* _Stated exercise_
Would you transcribe the whole listing exactly, minus its pictures?

* _Supplied material_
+ + + + +
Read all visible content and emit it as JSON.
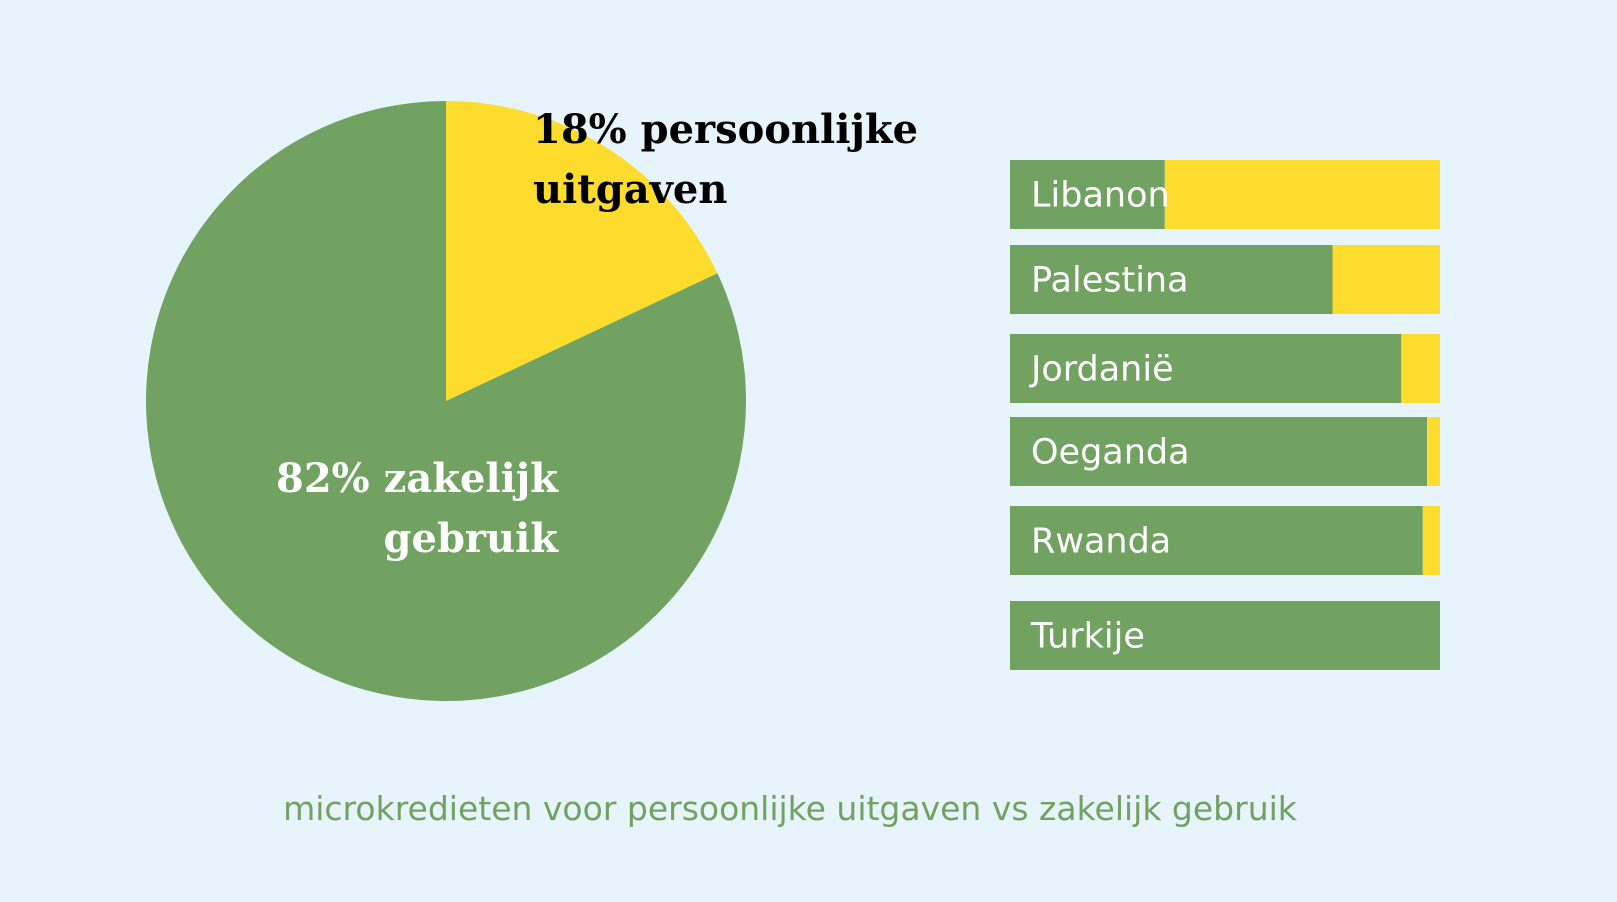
{
  "chart_data": [
    {
      "type": "pie",
      "slices": [
        {
          "key": "personal",
          "label_lines": [
            "18% persoonlijke",
            "uitgaven"
          ],
          "value": 18,
          "color": "#fddc2d",
          "text_color": "#000000"
        },
        {
          "key": "business",
          "label_lines": [
            "82% zakelijk",
            "gebruik"
          ],
          "value": 82,
          "color": "#71a261",
          "text_color": "#ffffff"
        }
      ]
    },
    {
      "type": "bar",
      "orientation": "horizontal",
      "stacked": true,
      "percent_scale": true,
      "categories": [
        "Libanon",
        "Palestina",
        "Jordanië",
        "Oeganda",
        "Rwanda",
        "Turkije"
      ],
      "series": [
        {
          "key": "business",
          "color": "#71a261",
          "values": [
            36,
            75,
            91,
            97,
            96,
            100
          ]
        },
        {
          "key": "personal",
          "color": "#fddc2d",
          "values": [
            64,
            25,
            9,
            3,
            4,
            0
          ]
        }
      ]
    }
  ],
  "caption": "microkredieten voor persoonlijke uitgaven vs zakelijk gebruik",
  "colors": {
    "background": "#e7f4fc",
    "caption": "#71a261"
  }
}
+ + + + +
* _The result_
Read all visible content and emit it as JSON.
{
  "chart_data": [
    {
      "type": "pie",
      "slices": [
        {
          "key": "personal",
          "label_lines": [
            "18% persoonlijke",
            "uitgaven"
          ],
          "value": 18,
          "color": "#fddc2d",
          "text_color": "#000000"
        },
        {
          "key": "business",
          "label_lines": [
            "82% zakelijk",
            "gebruik"
          ],
          "value": 82,
          "color": "#71a261",
          "text_color": "#ffffff"
        }
      ]
    },
    {
      "type": "bar",
      "orientation": "horizontal",
      "stacked": true,
      "percent_scale": true,
      "categories": [
        "Libanon",
        "Palestina",
        "Jordanië",
        "Oeganda",
        "Rwanda",
        "Turkije"
      ],
      "series": [
        {
          "key": "business",
          "color": "#71a261",
          "values": [
            36,
            75,
            91,
            97,
            96,
            100
          ]
        },
        {
          "key": "personal",
          "color": "#fddc2d",
          "values": [
            64,
            25,
            9,
            3,
            4,
            0
          ]
        }
      ]
    }
  ],
  "caption": "microkredieten voor persoonlijke uitgaven vs zakelijk gebruik",
  "colors": {
    "background": "#e7f4fc",
    "caption": "#71a261"
  }
}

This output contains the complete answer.